• WORK TO DO: Retype all of the entries word for word.

A block of data:
* * * *

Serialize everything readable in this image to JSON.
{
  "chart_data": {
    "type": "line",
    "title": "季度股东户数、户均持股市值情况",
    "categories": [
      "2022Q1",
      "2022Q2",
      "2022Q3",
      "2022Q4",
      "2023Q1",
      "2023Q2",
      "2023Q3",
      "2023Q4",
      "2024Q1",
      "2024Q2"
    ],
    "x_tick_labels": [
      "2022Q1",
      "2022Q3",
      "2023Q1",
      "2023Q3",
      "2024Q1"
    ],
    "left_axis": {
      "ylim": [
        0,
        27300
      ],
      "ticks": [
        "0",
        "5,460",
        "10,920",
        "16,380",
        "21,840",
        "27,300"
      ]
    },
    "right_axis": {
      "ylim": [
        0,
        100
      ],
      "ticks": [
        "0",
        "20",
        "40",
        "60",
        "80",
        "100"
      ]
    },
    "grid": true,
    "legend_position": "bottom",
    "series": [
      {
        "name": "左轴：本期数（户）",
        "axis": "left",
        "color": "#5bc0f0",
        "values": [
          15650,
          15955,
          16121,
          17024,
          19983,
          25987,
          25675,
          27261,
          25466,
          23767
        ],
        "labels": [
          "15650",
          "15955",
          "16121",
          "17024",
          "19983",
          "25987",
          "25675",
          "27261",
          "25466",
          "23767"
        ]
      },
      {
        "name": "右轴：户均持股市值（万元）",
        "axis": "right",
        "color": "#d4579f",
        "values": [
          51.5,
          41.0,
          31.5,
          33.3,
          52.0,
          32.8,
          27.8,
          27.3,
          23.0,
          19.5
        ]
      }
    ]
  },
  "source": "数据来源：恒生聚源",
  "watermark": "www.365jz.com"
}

* * * *

• RESULT FOR THIS TASK:
Serialize everything readable in this image to JSON.
{
  "chart_data": {
    "type": "line",
    "title": "季度股东户数、户均持股市值情况",
    "categories": [
      "2022Q1",
      "2022Q2",
      "2022Q3",
      "2022Q4",
      "2023Q1",
      "2023Q2",
      "2023Q3",
      "2023Q4",
      "2024Q1",
      "2024Q2"
    ],
    "x_tick_labels": [
      "2022Q1",
      "2022Q3",
      "2023Q1",
      "2023Q3",
      "2024Q1"
    ],
    "left_axis": {
      "ylim": [
        0,
        27300
      ],
      "ticks": [
        "0",
        "5,460",
        "10,920",
        "16,380",
        "21,840",
        "27,300"
      ]
    },
    "right_axis": {
      "ylim": [
        0,
        100
      ],
      "ticks": [
        "0",
        "20",
        "40",
        "60",
        "80",
        "100"
      ]
    },
    "grid": true,
    "legend_position": "bottom",
    "series": [
      {
        "name": "左轴：本期数（户）",
        "axis": "left",
        "color": "#5bc0f0",
        "values": [
          15650,
          15955,
          16121,
          17024,
          19983,
          25987,
          25675,
          27261,
          25466,
          23767
        ],
        "labels": [
          "15650",
          "15955",
          "16121",
          "17024",
          "19983",
          "25987",
          "25675",
          "27261",
          "25466",
          "23767"
        ]
      },
      {
        "name": "右轴：户均持股市值（万元）",
        "axis": "right",
        "color": "#d4579f",
        "values": [
          51.5,
          41.0,
          31.5,
          33.3,
          52.0,
          32.8,
          27.8,
          27.3,
          23.0,
          19.5
        ]
      }
    ]
  },
  "source": "数据来源：恒生聚源",
  "watermark": "www.365jz.com"
}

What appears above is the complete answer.